## Start TASK DATA

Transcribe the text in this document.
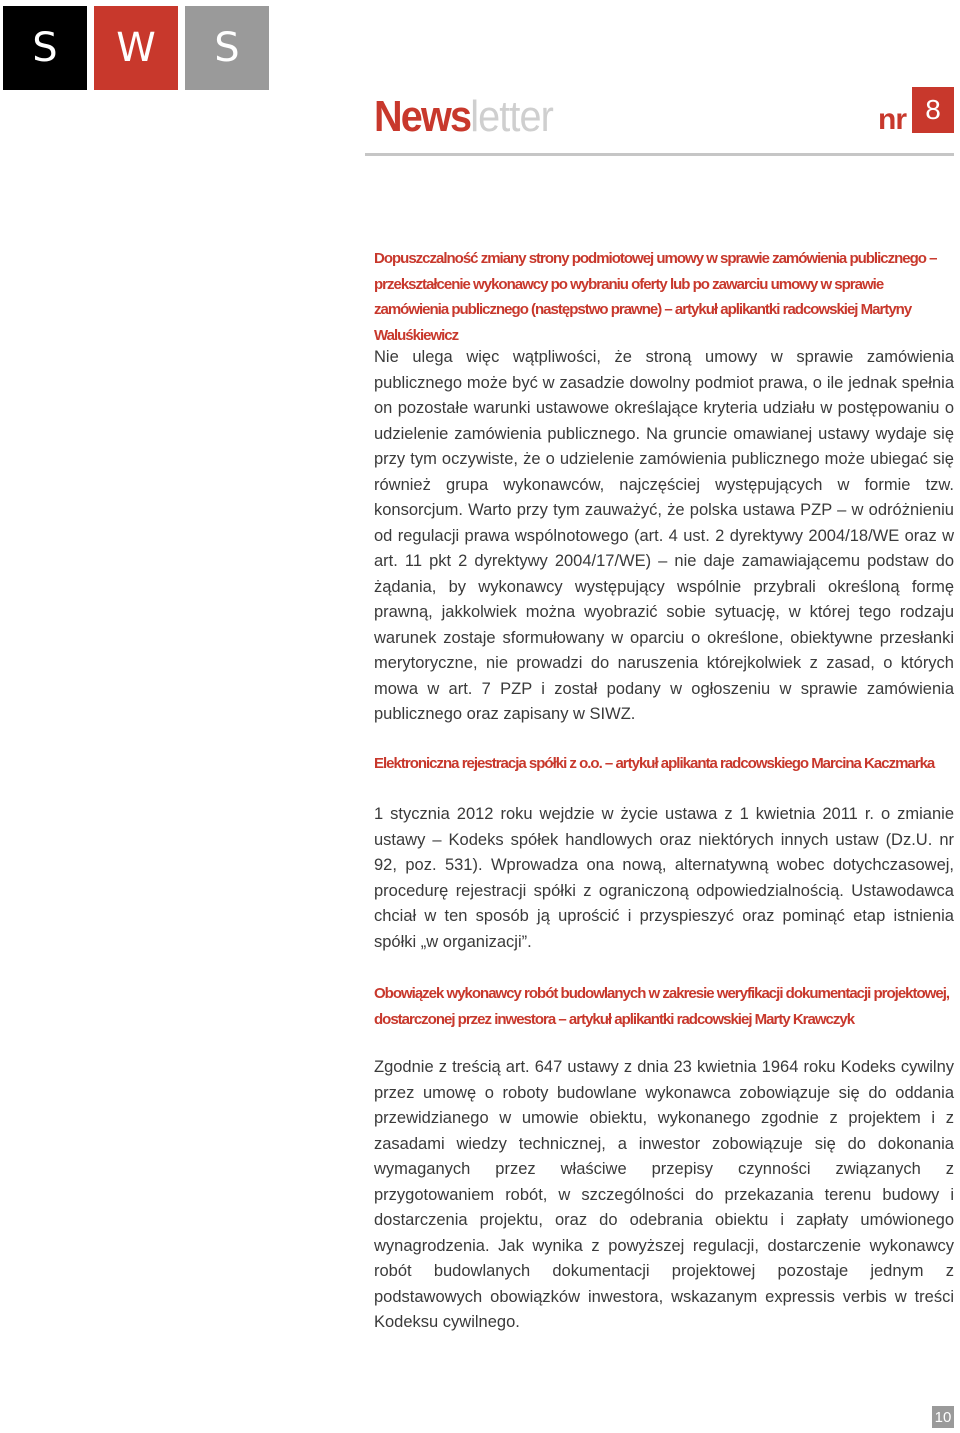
S	W	S
Newsletter	nr 8
Dopuszczalność zmiany strony podmiotowej umowy w sprawie zamówienia publicznego – przekształcenie wykonawcy po wybraniu oferty lub po zawarciu umowy w sprawie zamówienia publicznego (następstwo prawne) – artykuł aplikantki radcowskiej Martyny Waluśkiewicz

Nie ulega więc wątpliwości, że stroną umowy w sprawie zamówienia publicznego może być w zasadzie dowolny podmiot prawa, o ile jednak spełnia on pozostałe warunki ustawowe określające kryteria udziału w postępowaniu o udzielenie zamówienia publicznego. Na gruncie omawianej ustawy wydaje się przy tym oczywiste, że o udzielenie zamówienia publicznego może ubiegać się również grupa wykonawców, najczęściej występujących w formie tzw. konsorcjum. Warto przy tym zauważyć, że polska ustawa PZP – w odróżnieniu od regulacji prawa wspólnotowego (art. 4 ust. 2 dyrektywy 2004/18/WE oraz w art. 11 pkt 2 dyrektywy 2004/17/WE) – nie daje zamawiającemu podstaw do żądania, by wykonawcy występujący wspólnie przybrali określoną formę prawną, jakkolwiek można wyobrazić sobie sytuację, w której tego rodzaju warunek zostaje sformułowany w oparciu o określone, obiektywne przesłanki merytoryczne, nie prowadzi do naruszenia którejkolwiek z zasad, o których mowa w art. 7 PZP i został podany w ogłoszeniu w sprawie zamówienia publicznego oraz zapisany w SIWZ.

Elektroniczna rejestracja spółki z o.o. – artykuł aplikanta radcowskiego Marcina Kaczmarka

1 stycznia 2012 roku wejdzie w życie ustawa z 1 kwietnia 2011 r. o zmianie ustawy – Kodeks spółek handlowych oraz niektórych innych ustaw (Dz.U. nr 92, poz. 531). Wprowadza ona nową, alternatywną wobec dotychczasowej, procedurę rejestracji spółki z ograniczoną odpowiedzialnością. Ustawodawca chciał w ten sposób ją uprościć i przyspieszyć oraz pominąć etap istnienia spółki „w organizacji”.

Obowiązek wykonawcy robót budowlanych w zakresie weryfikacji dokumentacji projektowej, dostarczonej przez inwestora – artykuł aplikantki radcowskiej Marty Krawczyk

Zgodnie z treścią art. 647 ustawy z dnia 23 kwietnia 1964 roku Kodeks cywilny przez umowę o roboty budowlane wykonawca zobowiązuje się do oddania przewidzianego w umowie obiektu, wykonanego zgodnie z projektem i z zasadami wiedzy technicznej, a inwestor zobowiązuje się do dokonania wymaganych przez właściwe przepisy czynności związanych z przygotowaniem robót, w szczególności do przekazania terenu budowy i dostarczenia projektu, oraz do odebrania obiektu i zapłaty umówionego wynagrodzenia. Jak wynika z powyższej regulacji, dostarczenie wykonawcy robót budowlanych dokumentacji projektowej pozostaje jednym z podstawowych obowiązków inwestora, wskazanym expressis verbis w treści Kodeksu cywilnego.

10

## End TASK DATA

EXERCISE TASK: Gather up the lines containing the word "aplikantki" from these records and copy them.

THE COMPLETED TASK:
Dopuszczalność zmiany strony podmiotowej umowy w sprawie zamówienia publicznego – przekształcenie wykonawcy po wybraniu oferty lub po zawarciu umowy w sprawie zamówienia publicznego (następstwo prawne) – artykuł aplikantki radcowskiej Martyny Waluśkiewicz
Obowiązek wykonawcy robót budowlanych w zakresie weryfikacji dokumentacji projektowej, dostarczonej przez inwestora – artykuł aplikantki radcowskiej Marty Krawczyk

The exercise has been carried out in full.